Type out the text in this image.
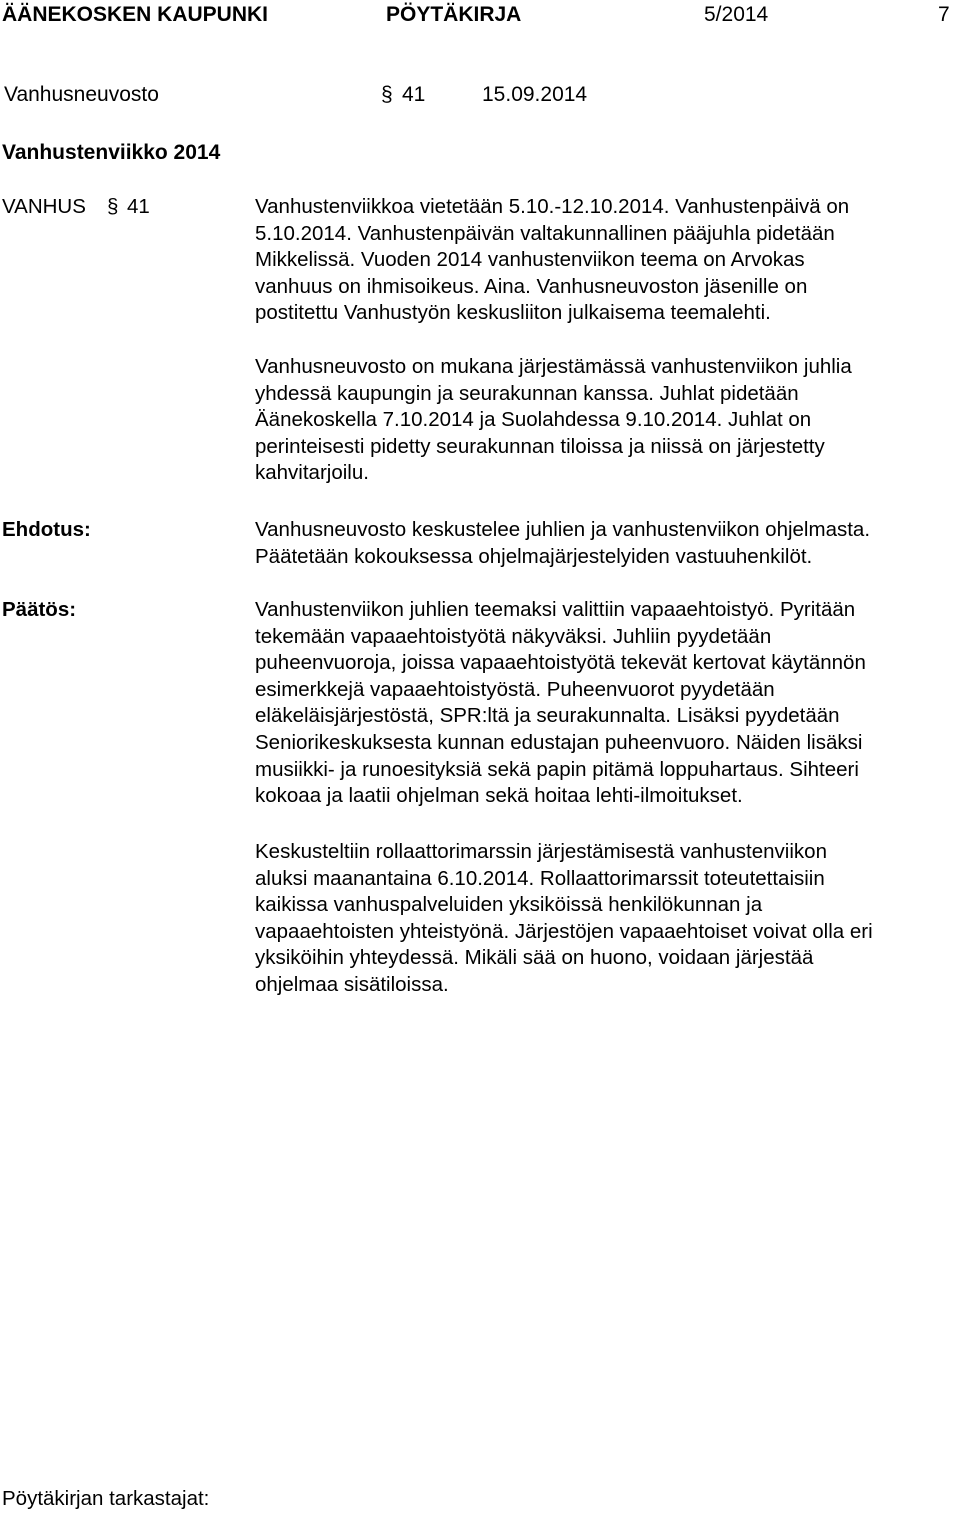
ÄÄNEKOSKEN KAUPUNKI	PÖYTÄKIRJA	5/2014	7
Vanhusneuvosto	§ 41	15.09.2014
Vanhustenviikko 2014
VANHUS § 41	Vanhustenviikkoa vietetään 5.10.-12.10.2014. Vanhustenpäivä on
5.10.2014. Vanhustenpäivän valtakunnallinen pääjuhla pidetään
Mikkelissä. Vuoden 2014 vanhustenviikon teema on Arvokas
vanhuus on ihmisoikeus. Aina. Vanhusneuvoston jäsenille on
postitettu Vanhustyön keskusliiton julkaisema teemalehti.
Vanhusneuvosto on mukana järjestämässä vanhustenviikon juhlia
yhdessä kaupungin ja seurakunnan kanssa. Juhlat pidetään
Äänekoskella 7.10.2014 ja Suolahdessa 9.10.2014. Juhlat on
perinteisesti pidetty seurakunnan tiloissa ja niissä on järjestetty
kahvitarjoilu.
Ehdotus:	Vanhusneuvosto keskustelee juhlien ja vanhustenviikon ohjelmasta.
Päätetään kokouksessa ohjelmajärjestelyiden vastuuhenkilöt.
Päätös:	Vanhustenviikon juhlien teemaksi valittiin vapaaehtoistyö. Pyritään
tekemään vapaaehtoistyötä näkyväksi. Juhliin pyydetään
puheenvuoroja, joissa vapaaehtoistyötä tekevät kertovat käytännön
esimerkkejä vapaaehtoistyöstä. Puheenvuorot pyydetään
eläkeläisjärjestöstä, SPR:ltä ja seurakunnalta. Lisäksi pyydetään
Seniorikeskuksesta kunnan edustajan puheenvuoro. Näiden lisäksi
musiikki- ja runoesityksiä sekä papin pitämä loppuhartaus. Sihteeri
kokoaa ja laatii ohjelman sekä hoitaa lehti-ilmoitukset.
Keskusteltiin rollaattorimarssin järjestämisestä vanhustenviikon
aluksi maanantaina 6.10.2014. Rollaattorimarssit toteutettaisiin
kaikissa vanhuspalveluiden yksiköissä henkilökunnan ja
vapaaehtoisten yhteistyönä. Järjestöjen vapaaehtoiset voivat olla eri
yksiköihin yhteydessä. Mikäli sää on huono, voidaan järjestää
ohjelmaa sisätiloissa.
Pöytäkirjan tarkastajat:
☆ ☆ ☆ ☆ ☆ ☆ ☆
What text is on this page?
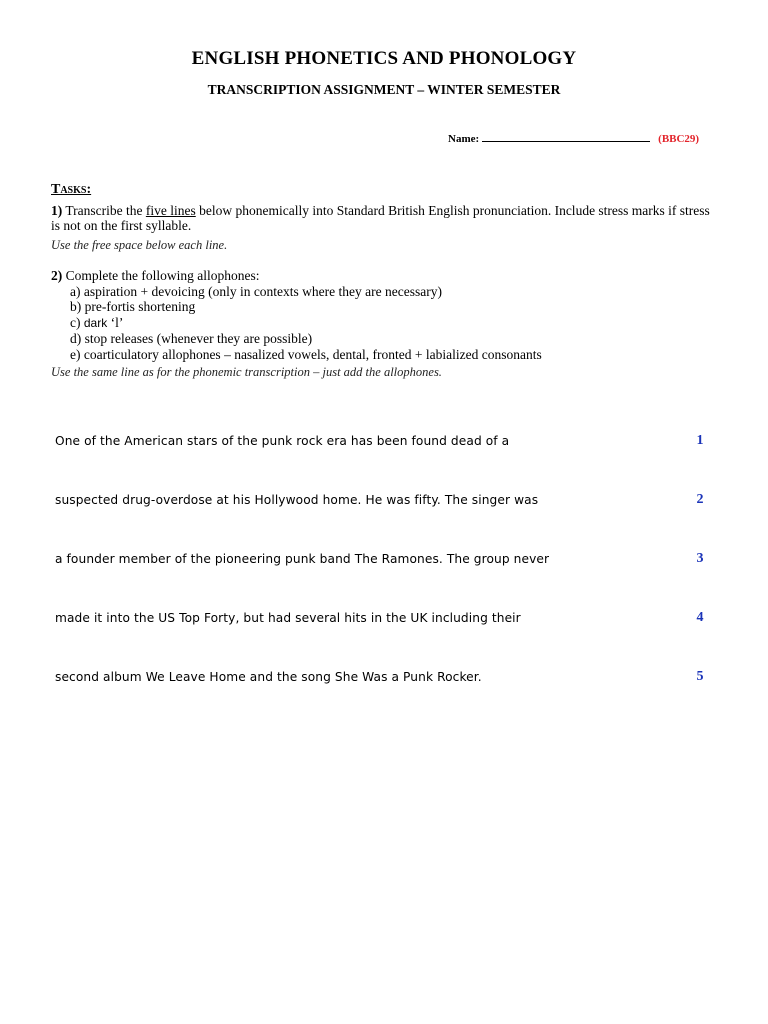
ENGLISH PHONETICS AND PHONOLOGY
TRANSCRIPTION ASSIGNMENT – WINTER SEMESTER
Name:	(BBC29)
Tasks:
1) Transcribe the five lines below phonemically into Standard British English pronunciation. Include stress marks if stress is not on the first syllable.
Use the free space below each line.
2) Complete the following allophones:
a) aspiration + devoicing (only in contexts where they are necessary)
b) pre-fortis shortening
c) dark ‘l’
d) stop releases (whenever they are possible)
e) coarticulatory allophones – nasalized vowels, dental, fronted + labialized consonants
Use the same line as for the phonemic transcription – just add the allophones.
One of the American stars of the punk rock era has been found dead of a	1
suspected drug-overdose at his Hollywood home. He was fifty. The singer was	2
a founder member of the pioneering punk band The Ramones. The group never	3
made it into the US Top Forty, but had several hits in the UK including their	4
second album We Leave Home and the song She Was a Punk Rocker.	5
☆ ☆ ☆ ☆ ☆ ☆ ☆
WHAT IS EXPECTED: Report only how many lines in the records contain the word "juhlien".

RESULT OF THIS EXERCISE: 2